===== Supplied data
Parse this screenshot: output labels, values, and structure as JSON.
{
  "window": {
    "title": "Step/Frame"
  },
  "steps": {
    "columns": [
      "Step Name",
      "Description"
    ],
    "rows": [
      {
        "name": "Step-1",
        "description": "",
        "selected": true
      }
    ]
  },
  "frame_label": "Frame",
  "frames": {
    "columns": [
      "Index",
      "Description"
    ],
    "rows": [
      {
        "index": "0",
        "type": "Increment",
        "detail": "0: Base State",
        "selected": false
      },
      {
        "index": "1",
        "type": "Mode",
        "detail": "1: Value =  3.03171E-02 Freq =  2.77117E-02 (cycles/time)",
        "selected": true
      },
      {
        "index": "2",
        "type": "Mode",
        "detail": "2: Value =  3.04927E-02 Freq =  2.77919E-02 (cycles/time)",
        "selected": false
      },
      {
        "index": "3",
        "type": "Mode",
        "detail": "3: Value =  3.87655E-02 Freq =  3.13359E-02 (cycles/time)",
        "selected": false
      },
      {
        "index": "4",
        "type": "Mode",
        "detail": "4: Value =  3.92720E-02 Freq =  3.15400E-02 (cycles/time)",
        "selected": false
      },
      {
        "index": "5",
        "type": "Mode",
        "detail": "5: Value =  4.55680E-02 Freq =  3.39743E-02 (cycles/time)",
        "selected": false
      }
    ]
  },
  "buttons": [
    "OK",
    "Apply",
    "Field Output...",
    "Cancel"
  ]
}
==========
◆ What is needed:
Copy out each line exactly as written.

◆ The result:
Parse this screenshot: output labels, values, and structure as JSON.
{
  "window": {
    "title": "Step/Frame"
  },
  "steps": {
    "columns": [
      "Step Name",
      "Description"
    ],
    "rows": [
      {
        "name": "Step-1",
        "description": "",
        "selected": true
      }
    ]
  },
  "frame_label": "Frame",
  "frames": {
    "columns": [
      "Index",
      "Description"
    ],
    "rows": [
      {
        "index": "0",
        "type": "Increment",
        "detail": "0: Base State",
        "selected": false
      },
      {
        "index": "1",
        "type": "Mode",
        "detail": "1: Value =  3.03171E-02 Freq =  2.77117E-02 (cycles/time)",
        "selected": true
      },
      {
        "index": "2",
        "type": "Mode",
        "detail": "2: Value =  3.04927E-02 Freq =  2.77919E-02 (cycles/time)",
        "selected": false
      },
      {
        "index": "3",
        "type": "Mode",
        "detail": "3: Value =  3.87655E-02 Freq =  3.13359E-02 (cycles/time)",
        "selected": false
      },
      {
        "index": "4",
        "type": "Mode",
        "detail": "4: Value =  3.92720E-02 Freq =  3.15400E-02 (cycles/time)",
        "selected": false
      },
      {
        "index": "5",
        "type": "Mode",
        "detail": "5: Value =  4.55680E-02 Freq =  3.39743E-02 (cycles/time)",
        "selected": false
      }
    ]
  },
  "buttons": [
    "OK",
    "Apply",
    "Field Output...",
    "Cancel"
  ]
}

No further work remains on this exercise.